=== WORK TO COMPLETE ===
Rewrite the stretch of the SLi thread from "ive heard of" through "overclock on it.", putting "dual-core CPU" wherever "quadcore CPU" appears.

=== GIVEN PASSAGE ===
# SLi not detected



## mawbzee (Jul 24, 2010)

I have 2 x 250 gts in SLi on a 680i mobo.
Sli has been enabled and is working but when i open GPU-Z it is still saying disabled at the bottom.
I have reinstalled it and my graphics cards, and the nvidia drivers but nothing has made any difference.
Any one know why GPU-Z is failing to recognise my SLi set up?


----------



## eidairaman1 (Jul 24, 2010)

ive heard of issues with the 680i chipset when used with a quadcore CPU, dunno about SLI but Id say test games to see what performance u are getting at a certain resolution.


----------



## mawbzee (Jul 24, 2010)

I am using a Q6600 with a very tiny overclock on it.

I am having no problems in any games and everything seems to be running as it should, i just cant work out why GPU-Z is telling me that SLi is disabled when it isnt,:shadedshu


----------



## eidairaman1 (Jul 24, 2010)

well if u think it is working but GPU isnt, i say dont worry about GPUz, but if in doubt of the program send a message to w1zzard just to let him know of a certain glitch.


----------



## JrRacinFan (Jul 24, 2010)

When enabling SLI IIRC in the past you had to restart to get everything to detect properly. Have you done so?


----------



## mawbzee (Jul 25, 2010)

yes, a number of times. I think it might be a glitch with GPU-Z


----------



## W1zzard (Jul 25, 2010)

which nvidia driver version are you using?


----------



## mawbzee (Jul 25, 2010)

im using the latest one. i downloaded the newest drivers 2 or 3 days ago. its 257 or 258 i think. i didnt really take much notice of what the version number was.


----------



## Cold Storm (Jul 25, 2010)

If you can, throw out a GPU-z screen shot that way W1z can see what's going on via front panel.


----------

Collection entries
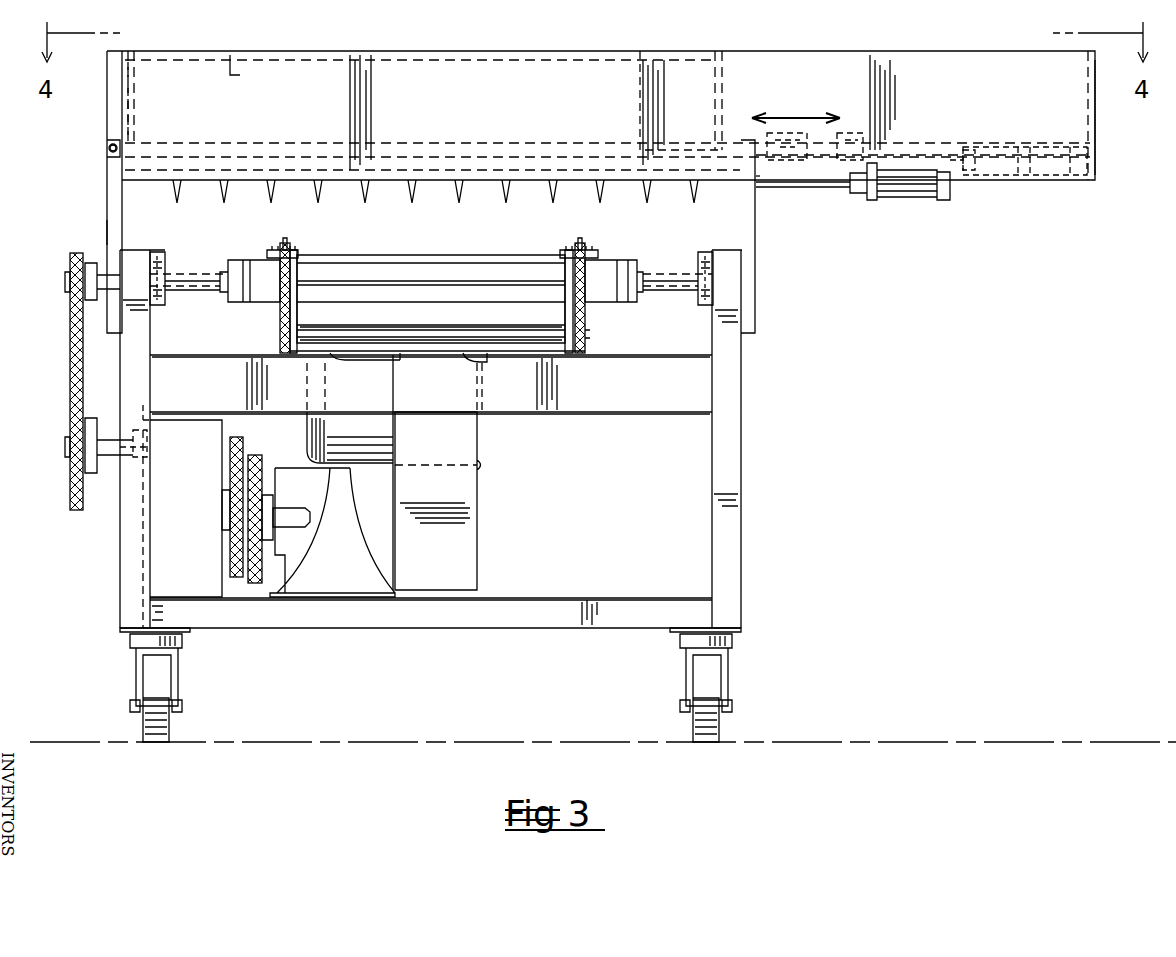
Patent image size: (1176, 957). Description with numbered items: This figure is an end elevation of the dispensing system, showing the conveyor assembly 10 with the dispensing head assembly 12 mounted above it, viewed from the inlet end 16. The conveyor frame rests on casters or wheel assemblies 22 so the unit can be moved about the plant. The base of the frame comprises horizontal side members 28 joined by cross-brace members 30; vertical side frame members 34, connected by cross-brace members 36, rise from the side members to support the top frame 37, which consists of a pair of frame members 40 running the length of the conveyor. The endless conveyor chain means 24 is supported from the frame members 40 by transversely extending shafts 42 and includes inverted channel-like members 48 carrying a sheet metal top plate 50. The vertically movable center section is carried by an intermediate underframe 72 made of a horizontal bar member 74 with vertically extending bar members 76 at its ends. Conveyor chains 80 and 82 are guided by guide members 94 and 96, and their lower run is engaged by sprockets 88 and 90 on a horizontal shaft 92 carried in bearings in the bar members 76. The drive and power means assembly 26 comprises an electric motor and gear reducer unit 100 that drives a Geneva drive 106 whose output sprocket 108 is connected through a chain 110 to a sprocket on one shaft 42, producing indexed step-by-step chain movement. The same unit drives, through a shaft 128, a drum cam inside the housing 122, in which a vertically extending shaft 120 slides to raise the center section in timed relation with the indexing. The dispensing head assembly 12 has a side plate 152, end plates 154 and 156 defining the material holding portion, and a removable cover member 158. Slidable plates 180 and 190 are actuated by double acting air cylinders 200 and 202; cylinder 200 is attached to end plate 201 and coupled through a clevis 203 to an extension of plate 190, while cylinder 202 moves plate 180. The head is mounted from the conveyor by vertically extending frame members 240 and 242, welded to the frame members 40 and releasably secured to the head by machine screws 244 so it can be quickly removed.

The conveyor assembly 10 is at (55, 172).
The dispensing head assembly 12 is at (508, 40).
The inlet end 16 is at (663, 228).
The casters or wheel assemblies 22 is at (198, 682).
The endless conveyor chain means 24 is at (228, 228).
The drive and power means assembly 26 is at (116, 542).
The side members 28 is at (120, 620).
The cross-brace members 30 is at (390, 632).
The side frame members 34 is at (152, 398).
The cross-brace members 36 is at (522, 414).
The top frame 37 is at (688, 256).
The frame members 40 is at (155, 306).
The transversely extending shafts 42 is at (200, 285).
The inverted channel-like members 48 is at (398, 304).
The sheet metal top plate 50 is at (385, 255).
The intermediate underframe 72 is at (589, 336).
The horizontal bar member 74 is at (338, 355).
The vertically extending bar members 76 is at (565, 318).
The conveyor chain 80 is at (580, 244).
The conveyor chain 82 is at (287, 244).
The sprocket 88 is at (279, 350).
The sprocket 90 is at (587, 357).
The horizontal shaft 92 is at (372, 326).
The guide member 94 is at (302, 252).
The guide member 96 is at (560, 250).
The electric motor and gear reducer unit 100 is at (500, 498).
The Geneva drive 106 is at (178, 595).
The output sprocket 108 is at (68, 452).
The chain 110 is at (68, 347).
The vertically extending shaft 120 is at (473, 356).
The housing 122 is at (483, 480).
The shaft 128 is at (310, 527).
The side plate 152 is at (233, 75).
The plate 154 is at (735, 108).
The plate 156 is at (140, 100).
The removable cover member 158 is at (605, 55).
The plate 180 is at (762, 190).
The plate 190 is at (890, 155).
The air cylinder 200 is at (1070, 178).
The end plate 201 is at (1097, 98).
The air cylinder 202 is at (874, 200).
The clevis 203 is at (972, 148).
The vertically extending frame member 240 is at (758, 266).
The vertically extending frame member 242 is at (105, 232).
The machine screws 244 is at (108, 148).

=== EXERCISE OUTPUT ===
ive heard of issues with the 680i chipset when used with a dual-core CPU, dunno about SLI but Id say test games to see what performance u are getting at a certain resolution.


----------



## mawbzee (Jul 24, 2010)

I am using a Q6600 with a very tiny overclock on it.